• [Challenges]:
[1] Answer these questions using the text on the origin of the phrase "don't hold your breath."
(a) What does the phrase mean?
(b) Which newspaper printed the second-earliest occurrence cited, and on what date?
(c) According to the text, what was the idée fixe of the man in Man Over the Falls?
[2] Continue the text on the origin of the phrase "don't hold your breath" from its final sentence.

• [Extracted text]:
----

Of American-English origin, the informal phrase don’t hold your breath means don’t wait in anxious anticipation.
The image is of somebody holding their breath when anxious or excited about something—this is the image “it might hurt you” jocularly alludes to in the text containing the second-earliest occurrence of the phrase that I have found, from The Fort Scott Democrat (Fort Scott, Kansas) of Saturday 8th June 1861:
Readers of the Democrat haven’t we presented you with a good number of this paper. We pause for a reply—but don’t hold your breath till you hear from us again; it might hurt you.
G. A. Reynolds.
The earliest occurrence of the phrase that I have found is from the beginning of Man Over the Falls, about a man whose idée fixe was to plunge over a waterfall, published in The American Citizen (Jackson, Michigan) of Wednesday 15th November 1854:
Don’t hold your breath, dear reader, for he is entirely safe now, and survives to tell his own story—“But how did it happen?”—That is just the point where truth is stranger than fiction—for this event occurred not by any sudden accident, but of his own will, and that too notwithstanding the fact, that he had once previously taken the plunge over this awful cataract, and five or six years after had been drawn out the foaming waters far below, senseless, bruised, and bleeding.

----

Excerpt from a dataset:
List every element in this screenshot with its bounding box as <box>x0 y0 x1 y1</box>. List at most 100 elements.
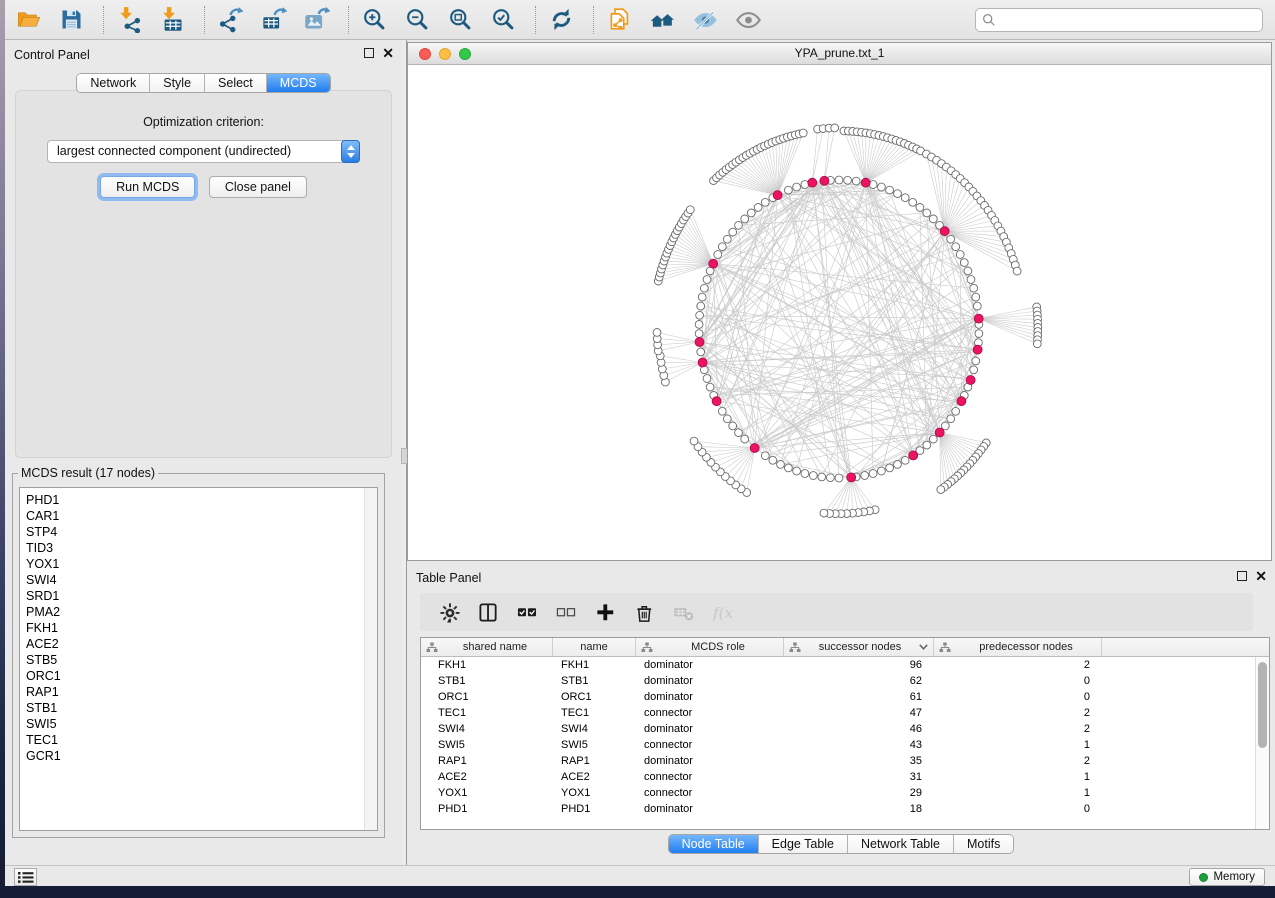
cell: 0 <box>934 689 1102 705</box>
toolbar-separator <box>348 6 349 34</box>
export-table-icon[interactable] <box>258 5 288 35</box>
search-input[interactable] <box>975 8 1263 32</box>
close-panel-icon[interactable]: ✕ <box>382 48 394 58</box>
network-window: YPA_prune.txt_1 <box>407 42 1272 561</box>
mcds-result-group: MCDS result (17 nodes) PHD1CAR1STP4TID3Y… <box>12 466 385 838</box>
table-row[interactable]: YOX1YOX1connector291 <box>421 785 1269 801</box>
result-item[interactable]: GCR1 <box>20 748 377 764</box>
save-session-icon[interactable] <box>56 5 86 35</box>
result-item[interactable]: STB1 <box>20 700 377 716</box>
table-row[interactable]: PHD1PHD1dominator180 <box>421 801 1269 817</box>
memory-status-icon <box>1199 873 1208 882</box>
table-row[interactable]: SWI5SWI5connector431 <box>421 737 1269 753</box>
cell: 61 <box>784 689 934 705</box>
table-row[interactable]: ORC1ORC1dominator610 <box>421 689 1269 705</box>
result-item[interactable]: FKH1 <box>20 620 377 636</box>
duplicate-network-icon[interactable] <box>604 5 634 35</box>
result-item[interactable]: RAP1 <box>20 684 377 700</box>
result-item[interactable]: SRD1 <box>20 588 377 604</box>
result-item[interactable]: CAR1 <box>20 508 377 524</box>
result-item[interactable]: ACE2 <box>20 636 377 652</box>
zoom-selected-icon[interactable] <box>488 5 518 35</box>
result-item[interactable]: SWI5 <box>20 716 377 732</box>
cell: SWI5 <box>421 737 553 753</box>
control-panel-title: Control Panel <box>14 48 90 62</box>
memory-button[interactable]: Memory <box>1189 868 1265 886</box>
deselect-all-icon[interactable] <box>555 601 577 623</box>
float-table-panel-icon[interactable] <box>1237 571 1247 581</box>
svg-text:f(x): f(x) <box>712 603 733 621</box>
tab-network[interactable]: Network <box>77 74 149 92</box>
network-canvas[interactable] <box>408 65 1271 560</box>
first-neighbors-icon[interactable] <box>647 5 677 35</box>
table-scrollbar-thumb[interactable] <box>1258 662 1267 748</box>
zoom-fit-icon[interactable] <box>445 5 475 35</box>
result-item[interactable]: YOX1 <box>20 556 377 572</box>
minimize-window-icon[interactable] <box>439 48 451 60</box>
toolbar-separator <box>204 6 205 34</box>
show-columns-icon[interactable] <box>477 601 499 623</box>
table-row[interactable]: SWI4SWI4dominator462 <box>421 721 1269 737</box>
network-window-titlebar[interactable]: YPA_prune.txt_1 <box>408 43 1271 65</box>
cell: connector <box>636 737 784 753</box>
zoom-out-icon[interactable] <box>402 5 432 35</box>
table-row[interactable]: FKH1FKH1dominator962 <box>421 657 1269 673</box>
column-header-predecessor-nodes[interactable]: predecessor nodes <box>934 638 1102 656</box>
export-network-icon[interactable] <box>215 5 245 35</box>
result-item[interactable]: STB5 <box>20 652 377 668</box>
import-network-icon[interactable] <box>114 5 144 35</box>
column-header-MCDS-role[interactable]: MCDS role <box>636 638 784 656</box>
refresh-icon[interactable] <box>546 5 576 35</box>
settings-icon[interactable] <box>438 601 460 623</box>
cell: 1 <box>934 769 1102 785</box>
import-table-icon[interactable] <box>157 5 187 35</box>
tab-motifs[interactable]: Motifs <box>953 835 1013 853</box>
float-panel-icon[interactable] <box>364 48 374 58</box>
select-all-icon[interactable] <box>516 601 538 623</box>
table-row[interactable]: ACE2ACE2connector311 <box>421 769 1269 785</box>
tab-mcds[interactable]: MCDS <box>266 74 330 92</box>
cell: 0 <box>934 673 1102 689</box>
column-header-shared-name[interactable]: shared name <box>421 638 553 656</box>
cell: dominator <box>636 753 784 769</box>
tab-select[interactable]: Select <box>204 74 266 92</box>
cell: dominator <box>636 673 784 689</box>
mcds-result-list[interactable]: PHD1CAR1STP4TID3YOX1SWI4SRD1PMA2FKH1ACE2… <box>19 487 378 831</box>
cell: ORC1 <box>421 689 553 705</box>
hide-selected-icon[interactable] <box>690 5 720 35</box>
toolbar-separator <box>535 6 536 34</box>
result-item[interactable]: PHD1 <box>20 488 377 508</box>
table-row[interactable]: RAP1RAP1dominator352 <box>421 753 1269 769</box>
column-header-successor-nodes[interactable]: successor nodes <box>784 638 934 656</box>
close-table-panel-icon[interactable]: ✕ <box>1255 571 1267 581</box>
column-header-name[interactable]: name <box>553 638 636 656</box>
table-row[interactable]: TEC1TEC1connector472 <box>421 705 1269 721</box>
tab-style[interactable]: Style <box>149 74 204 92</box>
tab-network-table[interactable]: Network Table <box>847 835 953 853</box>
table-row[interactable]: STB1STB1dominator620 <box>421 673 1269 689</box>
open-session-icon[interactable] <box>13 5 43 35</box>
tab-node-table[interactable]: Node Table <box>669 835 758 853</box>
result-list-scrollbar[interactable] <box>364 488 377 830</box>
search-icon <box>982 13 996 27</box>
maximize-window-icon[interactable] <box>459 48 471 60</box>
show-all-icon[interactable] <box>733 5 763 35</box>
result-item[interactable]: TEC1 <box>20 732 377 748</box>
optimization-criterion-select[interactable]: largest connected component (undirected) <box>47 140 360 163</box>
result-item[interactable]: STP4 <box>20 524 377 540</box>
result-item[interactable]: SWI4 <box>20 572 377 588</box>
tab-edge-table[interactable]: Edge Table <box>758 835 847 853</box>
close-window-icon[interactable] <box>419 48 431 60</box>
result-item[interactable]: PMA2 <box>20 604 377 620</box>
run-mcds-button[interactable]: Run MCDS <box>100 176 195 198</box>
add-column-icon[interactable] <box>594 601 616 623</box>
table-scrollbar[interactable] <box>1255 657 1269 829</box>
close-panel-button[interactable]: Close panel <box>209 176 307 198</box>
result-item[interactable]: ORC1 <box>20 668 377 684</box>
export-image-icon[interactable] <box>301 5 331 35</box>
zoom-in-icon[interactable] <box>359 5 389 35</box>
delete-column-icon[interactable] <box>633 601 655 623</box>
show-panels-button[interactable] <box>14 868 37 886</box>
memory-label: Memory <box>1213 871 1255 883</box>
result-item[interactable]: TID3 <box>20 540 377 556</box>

----

• [Answers provided]:
[1]
(a) Don't wait in anxious anticipation.
(b) The Fort Scott Democrat (Fort Scott, Kansas), on Saturday 8th June 1861.
(c) To plunge over a waterfall.

[2]
The phrase then occurs in the following from The Appleton Post (Appleton, Wisconsin) of Thursday 13th January 1870:
Don’t hold your breath waiting for Minnie Warren * to die, out there in California. The story of her expected demise arose from some joker’s assertion that she couldn’t live long.
* This probably refers to Minnie Warren (died 1878), an entertainer, affected by dwarfism, associated with the U.S. showman Phineas Taylor Barnum (1810-1891).
The phrase has often been used punningly—as in the following from the column Today in Queen’s Park, by Don O’Hearn, published in The Windsor Star (Windsor, Ontario, Canada) of Saturday 29th October 1966:
Toronto — […] Improvement in air pollution control in this area is expected within three years. But don’t hold your breath meanwhile.
The phrase is also used punningly in this advertisement for the indoor air quality solutions provided by Munn’s, published in The Lake Sentinel (Orlando, Florida) of Thursday 9th October 1997:
HOLD THAT BREATH
Our Healthy Indoor Living experts are specially trained to find a problem at its source and correct it. If your duct system isn’t contaminated, we’ll be the first to tell you. And wouldn’t you breathe a little easier just knowing? Give Munn’s a call today at 787-7741.
Don’t hold your breath any longer, just give us a call while you’re thinking about it at 787-7741. Thank you.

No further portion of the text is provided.